抜粋本文:
---

恐らくみなさんこの言葉聞いたことがあると思いますが、ん?ビリヤードのあれでしょ?とか、あの雑誌だよねー、という感じで、シリコンバレーのスタートアップとどう関係があるのかよく分かりませんよね。ラップを良く聴く方は、更に、麻薬の売人を想像されているかもしれません。
この言葉文字通りHustle(ハッスル)から来ているわけですが、とにかく機転をきかせてがむしゃらに行動して結果をだす、というような意味です。ずるいことをしたりするため、詐欺師とかディーラーとかネガティブな意味合いで使われることが多くなりました。が、シリコンバレーで使われているのは、(多分本来の意味に近い)ポジティブなもの。特にビジネスサイドのことをがんばる人について使われます。
最近では初期のスタートアップにはHacker + Hustler (+Designer) が必要という意見も多いです。Co-founderの組み合わせは、そうあるべきともいわれます。(例えばWozとJobsとかですねw)

---

[データ一覧]
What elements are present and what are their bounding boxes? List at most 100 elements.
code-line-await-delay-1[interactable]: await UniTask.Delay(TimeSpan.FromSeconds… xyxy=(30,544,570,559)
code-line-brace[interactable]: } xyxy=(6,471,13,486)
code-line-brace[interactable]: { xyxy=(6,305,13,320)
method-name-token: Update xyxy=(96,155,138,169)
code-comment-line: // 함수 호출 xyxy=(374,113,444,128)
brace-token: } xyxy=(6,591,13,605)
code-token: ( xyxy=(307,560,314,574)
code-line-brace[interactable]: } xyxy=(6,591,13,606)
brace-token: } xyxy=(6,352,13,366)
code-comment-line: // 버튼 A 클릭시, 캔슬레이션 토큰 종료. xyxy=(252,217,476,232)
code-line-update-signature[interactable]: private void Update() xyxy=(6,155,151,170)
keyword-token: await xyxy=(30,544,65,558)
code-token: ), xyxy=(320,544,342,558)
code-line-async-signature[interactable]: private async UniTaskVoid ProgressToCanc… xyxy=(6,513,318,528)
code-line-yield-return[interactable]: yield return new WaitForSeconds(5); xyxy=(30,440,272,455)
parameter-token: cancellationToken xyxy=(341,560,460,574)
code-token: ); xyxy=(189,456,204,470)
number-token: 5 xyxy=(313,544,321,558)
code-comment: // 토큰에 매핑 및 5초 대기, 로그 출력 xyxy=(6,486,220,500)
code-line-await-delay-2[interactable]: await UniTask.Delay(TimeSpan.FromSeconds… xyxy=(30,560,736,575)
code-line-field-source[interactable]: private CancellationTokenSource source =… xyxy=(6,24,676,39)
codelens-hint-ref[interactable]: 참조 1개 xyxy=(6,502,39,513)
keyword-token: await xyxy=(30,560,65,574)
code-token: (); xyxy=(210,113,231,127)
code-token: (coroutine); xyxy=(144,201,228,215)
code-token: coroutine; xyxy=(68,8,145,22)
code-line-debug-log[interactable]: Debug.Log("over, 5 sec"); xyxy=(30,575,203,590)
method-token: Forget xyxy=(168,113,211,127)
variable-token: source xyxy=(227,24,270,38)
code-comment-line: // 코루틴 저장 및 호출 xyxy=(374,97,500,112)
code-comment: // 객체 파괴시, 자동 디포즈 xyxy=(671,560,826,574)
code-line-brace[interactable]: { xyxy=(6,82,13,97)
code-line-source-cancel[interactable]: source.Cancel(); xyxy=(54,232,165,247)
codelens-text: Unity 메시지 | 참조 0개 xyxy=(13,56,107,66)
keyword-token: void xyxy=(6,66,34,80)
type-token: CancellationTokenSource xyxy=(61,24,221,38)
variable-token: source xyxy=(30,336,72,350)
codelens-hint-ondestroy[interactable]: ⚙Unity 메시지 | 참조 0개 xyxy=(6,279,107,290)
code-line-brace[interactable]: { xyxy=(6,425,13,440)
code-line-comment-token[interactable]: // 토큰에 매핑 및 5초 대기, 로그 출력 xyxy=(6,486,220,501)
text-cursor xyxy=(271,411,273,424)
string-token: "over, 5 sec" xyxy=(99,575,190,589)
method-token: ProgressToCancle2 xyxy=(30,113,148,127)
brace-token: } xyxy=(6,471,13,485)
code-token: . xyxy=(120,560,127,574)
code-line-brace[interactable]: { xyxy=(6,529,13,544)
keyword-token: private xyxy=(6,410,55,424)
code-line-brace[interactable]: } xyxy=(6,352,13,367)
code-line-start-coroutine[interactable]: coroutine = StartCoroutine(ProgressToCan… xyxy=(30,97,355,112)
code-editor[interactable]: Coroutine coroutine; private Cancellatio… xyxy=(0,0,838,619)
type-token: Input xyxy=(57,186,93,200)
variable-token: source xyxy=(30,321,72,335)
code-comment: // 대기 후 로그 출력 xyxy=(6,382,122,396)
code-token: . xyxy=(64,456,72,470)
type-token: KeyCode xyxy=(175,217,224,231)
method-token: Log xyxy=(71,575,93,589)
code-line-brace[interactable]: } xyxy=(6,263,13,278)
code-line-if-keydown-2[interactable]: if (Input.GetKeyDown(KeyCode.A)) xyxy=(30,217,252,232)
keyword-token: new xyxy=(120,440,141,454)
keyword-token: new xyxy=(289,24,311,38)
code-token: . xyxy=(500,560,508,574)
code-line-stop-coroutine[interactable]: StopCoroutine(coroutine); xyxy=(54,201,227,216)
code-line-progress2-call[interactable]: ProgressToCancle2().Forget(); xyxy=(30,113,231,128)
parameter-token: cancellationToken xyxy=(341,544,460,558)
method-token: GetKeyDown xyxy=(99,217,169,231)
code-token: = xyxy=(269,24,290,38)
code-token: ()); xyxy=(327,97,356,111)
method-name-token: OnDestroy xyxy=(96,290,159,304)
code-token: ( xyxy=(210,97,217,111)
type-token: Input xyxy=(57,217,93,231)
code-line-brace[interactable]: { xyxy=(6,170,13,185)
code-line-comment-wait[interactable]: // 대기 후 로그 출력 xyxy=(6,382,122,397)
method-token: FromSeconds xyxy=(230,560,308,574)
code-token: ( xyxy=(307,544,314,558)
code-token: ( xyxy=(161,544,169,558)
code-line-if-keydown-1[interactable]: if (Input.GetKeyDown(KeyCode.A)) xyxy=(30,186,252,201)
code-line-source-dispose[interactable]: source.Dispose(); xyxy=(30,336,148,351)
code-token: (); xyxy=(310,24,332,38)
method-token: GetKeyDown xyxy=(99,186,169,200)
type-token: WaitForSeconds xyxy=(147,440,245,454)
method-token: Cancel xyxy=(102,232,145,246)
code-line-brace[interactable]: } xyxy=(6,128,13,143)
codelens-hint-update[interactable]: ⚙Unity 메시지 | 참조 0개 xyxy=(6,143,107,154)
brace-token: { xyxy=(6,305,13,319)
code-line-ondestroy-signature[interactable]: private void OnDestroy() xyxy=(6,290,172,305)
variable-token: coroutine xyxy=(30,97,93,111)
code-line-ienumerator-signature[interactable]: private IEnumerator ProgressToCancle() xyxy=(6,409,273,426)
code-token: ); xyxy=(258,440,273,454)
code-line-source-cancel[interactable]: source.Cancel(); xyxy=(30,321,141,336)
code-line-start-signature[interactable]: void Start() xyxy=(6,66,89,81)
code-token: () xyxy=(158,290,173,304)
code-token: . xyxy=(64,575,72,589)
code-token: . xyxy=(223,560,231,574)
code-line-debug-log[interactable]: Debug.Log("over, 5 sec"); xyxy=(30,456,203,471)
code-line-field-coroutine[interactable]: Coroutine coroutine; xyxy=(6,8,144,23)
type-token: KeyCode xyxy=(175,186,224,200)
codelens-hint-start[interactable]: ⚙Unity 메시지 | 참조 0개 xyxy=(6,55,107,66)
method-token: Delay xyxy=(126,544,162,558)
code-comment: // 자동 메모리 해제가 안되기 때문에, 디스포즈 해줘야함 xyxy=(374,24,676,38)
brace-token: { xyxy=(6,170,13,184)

---

演習のねらい: ハスラーという言葉を扱った抜粋によると、シリコンバレーでこの言葉は特にどんな人について使われますか。

演習の解答: 特にビジネスサイドのことをがんばる人について使われます。